▶ **The task**
Extract each line of the data and write it out again exactly.

-- begin Provided records --

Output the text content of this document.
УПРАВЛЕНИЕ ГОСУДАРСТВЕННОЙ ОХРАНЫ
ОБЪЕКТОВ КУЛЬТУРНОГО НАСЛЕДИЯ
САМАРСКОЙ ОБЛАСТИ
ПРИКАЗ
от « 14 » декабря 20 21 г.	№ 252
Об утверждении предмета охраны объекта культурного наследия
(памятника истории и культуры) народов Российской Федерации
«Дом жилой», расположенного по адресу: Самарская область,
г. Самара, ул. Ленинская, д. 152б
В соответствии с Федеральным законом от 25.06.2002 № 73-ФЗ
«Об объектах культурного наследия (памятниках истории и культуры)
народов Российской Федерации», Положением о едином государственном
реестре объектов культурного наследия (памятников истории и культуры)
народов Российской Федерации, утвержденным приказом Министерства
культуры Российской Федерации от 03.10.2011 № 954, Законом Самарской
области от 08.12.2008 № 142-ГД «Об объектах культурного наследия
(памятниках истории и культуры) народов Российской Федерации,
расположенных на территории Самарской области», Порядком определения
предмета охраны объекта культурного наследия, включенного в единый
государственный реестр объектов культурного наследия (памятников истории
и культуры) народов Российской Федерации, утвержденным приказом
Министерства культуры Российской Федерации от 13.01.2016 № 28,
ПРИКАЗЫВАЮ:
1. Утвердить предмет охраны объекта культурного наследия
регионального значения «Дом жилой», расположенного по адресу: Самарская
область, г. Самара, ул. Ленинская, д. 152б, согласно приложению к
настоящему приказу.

-- end Provided records --

▶ **Problem solution**
Output the text content of this document.
УПРАВЛЕНИЕ ГОСУДАРСТВЕННОЙ ОХРАНЫ
ОБЪЕКТОВ КУЛЬТУРНОГО НАСЛЕДИЯ
САМАРСКОЙ ОБЛАСТИ
ПРИКАЗ
от « 14 » декабря 20 21 г.	№ 252
Об утверждении предмета охраны объекта культурного наследия
(памятника истории и культуры) народов Российской Федерации
«Дом жилой», расположенного по адресу: Самарская область,
г. Самара, ул. Ленинская, д. 152б
В соответствии с Федеральным законом от 25.06.2002 № 73-ФЗ
«Об объектах культурного наследия (памятниках истории и культуры)
народов Российской Федерации», Положением о едином государственном
реестре объектов культурного наследия (памятников истории и культуры)
народов Российской Федерации, утвержденным приказом Министерства
культуры Российской Федерации от 03.10.2011 № 954, Законом Самарской
области от 08.12.2008 № 142-ГД «Об объектах культурного наследия
(памятниках истории и культуры) народов Российской Федерации,
расположенных на территории Самарской области», Порядком определения
предмета охраны объекта культурного наследия, включенного в единый
государственный реестр объектов культурного наследия (памятников истории
и культуры) народов Российской Федерации, утвержденным приказом
Министерства культуры Российской Федерации от 13.01.2016 № 28,
ПРИКАЗЫВАЮ:
1. Утвердить предмет охраны объекта культурного наследия
регионального значения «Дом жилой», расположенного по адресу: Самарская
область, г. Самара, ул. Ленинская, д. 152б, согласно приложению к
настоящему приказу.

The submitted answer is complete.